-- Opening Marker --
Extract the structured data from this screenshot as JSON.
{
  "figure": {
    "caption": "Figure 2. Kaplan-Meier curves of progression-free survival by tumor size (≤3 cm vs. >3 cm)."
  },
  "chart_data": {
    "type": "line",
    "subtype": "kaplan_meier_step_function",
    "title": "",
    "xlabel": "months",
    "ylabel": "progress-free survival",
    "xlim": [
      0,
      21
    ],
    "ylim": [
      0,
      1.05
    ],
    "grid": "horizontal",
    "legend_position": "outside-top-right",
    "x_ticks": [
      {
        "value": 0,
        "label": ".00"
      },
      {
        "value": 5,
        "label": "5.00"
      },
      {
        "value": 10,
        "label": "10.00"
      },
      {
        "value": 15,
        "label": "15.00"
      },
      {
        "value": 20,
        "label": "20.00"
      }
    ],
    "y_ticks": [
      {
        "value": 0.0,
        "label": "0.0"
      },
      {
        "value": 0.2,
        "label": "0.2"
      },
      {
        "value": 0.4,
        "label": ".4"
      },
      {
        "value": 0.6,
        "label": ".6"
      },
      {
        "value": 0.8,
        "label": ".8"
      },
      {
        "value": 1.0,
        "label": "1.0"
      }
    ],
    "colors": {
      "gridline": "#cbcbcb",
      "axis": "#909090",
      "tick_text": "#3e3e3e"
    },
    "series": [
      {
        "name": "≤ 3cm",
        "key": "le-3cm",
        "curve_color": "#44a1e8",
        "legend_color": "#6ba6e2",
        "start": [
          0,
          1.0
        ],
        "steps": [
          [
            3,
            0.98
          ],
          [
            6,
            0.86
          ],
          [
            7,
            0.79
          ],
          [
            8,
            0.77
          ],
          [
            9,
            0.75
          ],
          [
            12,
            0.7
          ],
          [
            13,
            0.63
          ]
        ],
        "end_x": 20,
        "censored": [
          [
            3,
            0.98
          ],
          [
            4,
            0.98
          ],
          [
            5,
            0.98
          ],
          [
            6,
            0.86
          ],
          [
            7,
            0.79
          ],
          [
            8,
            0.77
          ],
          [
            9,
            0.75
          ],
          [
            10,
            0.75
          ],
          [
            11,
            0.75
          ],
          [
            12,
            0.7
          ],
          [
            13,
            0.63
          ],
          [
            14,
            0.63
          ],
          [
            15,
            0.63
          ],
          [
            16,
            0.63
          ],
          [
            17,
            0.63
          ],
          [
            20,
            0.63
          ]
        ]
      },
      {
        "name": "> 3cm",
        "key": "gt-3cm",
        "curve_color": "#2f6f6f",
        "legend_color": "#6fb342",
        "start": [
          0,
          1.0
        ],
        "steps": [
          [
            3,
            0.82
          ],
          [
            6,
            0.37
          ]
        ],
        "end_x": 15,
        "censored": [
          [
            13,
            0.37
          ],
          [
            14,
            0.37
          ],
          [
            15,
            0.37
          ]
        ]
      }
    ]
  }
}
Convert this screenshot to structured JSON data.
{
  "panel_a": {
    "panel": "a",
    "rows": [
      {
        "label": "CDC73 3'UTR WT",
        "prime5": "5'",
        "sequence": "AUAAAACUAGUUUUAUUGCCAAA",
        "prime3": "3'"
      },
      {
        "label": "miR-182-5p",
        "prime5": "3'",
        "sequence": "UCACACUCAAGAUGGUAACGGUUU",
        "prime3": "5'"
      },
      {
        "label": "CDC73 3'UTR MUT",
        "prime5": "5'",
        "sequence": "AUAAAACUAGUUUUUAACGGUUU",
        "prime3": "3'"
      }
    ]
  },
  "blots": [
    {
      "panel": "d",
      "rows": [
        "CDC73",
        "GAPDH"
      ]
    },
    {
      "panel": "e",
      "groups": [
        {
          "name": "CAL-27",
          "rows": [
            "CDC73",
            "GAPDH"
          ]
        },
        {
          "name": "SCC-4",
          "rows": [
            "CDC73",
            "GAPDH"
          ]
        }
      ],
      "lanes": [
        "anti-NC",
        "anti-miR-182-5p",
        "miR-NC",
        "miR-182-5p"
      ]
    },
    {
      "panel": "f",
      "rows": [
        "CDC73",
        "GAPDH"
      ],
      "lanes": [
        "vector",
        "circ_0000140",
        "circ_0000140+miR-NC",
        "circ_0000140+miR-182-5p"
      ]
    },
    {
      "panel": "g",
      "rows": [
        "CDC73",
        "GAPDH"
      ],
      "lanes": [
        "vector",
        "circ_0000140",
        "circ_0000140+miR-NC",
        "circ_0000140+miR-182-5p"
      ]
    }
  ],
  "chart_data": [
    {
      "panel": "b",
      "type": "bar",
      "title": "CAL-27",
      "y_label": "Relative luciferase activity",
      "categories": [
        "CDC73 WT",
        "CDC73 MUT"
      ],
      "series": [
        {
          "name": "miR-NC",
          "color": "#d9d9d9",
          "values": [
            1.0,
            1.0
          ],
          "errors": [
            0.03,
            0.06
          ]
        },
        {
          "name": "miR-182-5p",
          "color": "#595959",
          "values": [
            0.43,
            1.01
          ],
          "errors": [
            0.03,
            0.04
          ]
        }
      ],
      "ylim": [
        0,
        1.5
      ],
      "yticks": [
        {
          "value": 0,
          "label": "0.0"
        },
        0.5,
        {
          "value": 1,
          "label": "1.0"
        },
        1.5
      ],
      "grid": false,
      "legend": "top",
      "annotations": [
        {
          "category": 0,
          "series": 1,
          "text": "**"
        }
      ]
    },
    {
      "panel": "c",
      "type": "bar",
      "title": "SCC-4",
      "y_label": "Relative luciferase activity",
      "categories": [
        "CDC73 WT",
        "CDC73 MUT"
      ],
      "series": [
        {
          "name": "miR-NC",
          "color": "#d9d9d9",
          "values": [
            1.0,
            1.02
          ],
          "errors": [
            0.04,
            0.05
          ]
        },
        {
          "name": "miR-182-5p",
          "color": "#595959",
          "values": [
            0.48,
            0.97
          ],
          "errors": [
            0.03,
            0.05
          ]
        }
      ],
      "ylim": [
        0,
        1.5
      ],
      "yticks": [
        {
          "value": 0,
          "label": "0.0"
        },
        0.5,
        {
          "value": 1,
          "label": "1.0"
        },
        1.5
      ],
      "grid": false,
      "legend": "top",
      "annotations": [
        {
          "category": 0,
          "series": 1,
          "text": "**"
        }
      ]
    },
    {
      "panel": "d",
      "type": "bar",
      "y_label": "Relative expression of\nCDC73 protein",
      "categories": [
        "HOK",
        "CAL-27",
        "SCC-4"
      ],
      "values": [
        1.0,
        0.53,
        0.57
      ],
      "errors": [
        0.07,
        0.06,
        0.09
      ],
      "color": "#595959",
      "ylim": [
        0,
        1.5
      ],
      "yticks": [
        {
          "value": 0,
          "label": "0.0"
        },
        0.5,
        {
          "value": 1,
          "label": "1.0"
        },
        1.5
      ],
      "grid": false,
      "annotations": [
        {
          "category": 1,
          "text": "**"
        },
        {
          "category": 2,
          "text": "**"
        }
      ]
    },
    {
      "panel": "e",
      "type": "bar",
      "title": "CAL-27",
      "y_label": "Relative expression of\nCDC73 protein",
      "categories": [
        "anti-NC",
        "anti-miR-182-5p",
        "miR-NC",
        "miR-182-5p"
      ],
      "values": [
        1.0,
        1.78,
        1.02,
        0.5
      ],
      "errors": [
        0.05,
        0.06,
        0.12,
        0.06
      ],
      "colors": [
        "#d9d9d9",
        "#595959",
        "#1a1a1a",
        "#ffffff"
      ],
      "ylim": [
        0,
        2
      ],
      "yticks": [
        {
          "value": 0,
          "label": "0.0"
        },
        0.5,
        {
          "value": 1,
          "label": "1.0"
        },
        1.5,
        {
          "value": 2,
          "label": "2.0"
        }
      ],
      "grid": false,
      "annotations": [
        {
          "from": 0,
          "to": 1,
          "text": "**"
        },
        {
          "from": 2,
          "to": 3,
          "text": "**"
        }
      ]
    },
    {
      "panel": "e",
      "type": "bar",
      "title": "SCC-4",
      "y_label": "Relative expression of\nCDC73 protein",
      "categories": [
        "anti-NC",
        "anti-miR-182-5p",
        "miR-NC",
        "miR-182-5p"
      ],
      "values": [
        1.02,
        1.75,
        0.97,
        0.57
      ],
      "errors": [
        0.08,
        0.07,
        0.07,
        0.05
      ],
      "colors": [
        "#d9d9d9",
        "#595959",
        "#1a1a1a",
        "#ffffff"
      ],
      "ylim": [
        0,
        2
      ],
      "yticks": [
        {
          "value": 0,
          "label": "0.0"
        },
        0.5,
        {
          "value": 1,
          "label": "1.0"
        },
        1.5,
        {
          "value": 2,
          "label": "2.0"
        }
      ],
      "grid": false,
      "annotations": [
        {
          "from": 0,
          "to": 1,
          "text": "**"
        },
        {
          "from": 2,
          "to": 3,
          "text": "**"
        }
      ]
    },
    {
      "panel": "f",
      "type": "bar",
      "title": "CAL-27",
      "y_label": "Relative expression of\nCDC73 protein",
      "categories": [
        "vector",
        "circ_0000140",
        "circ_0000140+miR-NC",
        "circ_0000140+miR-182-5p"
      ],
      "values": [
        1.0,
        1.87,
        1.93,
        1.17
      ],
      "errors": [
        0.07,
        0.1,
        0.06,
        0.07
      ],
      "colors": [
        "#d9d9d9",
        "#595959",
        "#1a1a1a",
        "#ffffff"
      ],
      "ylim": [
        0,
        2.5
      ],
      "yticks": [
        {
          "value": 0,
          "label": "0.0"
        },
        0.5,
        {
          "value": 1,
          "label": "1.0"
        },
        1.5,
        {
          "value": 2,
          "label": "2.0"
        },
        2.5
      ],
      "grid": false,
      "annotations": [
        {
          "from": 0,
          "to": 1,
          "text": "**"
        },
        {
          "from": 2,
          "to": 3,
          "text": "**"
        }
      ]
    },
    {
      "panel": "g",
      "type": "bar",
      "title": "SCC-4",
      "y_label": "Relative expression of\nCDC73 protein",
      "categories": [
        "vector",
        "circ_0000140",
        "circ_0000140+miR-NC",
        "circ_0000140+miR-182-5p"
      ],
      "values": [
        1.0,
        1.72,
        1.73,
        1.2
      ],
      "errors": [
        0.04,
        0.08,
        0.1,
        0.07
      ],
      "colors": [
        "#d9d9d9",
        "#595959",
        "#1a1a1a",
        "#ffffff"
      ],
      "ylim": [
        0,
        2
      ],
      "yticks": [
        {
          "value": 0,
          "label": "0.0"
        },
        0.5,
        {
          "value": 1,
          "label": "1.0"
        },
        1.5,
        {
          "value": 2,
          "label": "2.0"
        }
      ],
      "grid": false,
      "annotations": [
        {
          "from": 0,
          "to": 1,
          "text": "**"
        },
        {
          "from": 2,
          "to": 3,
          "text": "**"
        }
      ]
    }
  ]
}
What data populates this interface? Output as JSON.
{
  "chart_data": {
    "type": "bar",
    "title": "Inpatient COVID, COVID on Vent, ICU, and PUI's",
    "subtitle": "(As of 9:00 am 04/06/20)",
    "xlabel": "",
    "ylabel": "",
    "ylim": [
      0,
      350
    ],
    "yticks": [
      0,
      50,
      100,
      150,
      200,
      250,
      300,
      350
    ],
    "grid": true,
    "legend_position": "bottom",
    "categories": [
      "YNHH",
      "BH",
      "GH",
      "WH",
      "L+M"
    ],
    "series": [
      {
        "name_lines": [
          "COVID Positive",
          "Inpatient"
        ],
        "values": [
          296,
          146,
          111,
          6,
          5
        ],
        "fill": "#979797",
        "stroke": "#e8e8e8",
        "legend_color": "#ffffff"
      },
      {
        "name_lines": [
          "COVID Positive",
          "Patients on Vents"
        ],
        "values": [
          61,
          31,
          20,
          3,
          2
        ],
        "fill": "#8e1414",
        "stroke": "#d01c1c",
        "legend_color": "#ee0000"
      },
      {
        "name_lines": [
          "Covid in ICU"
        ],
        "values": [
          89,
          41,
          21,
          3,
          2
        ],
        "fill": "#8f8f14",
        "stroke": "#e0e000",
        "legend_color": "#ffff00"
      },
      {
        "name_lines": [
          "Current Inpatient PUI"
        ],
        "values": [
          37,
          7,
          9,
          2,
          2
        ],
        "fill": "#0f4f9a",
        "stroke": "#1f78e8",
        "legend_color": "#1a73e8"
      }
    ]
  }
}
-- Closing Marker --
Your task: Only lines holding the word "free" belong in the answer; copy each one from the material.

Exercise result:
    "caption": "Figure 2. Kaplan-Meier curves of progression-free survival by tumor size (≤3 cm vs. >3 cm)."
    "ylabel": "progress-free survival",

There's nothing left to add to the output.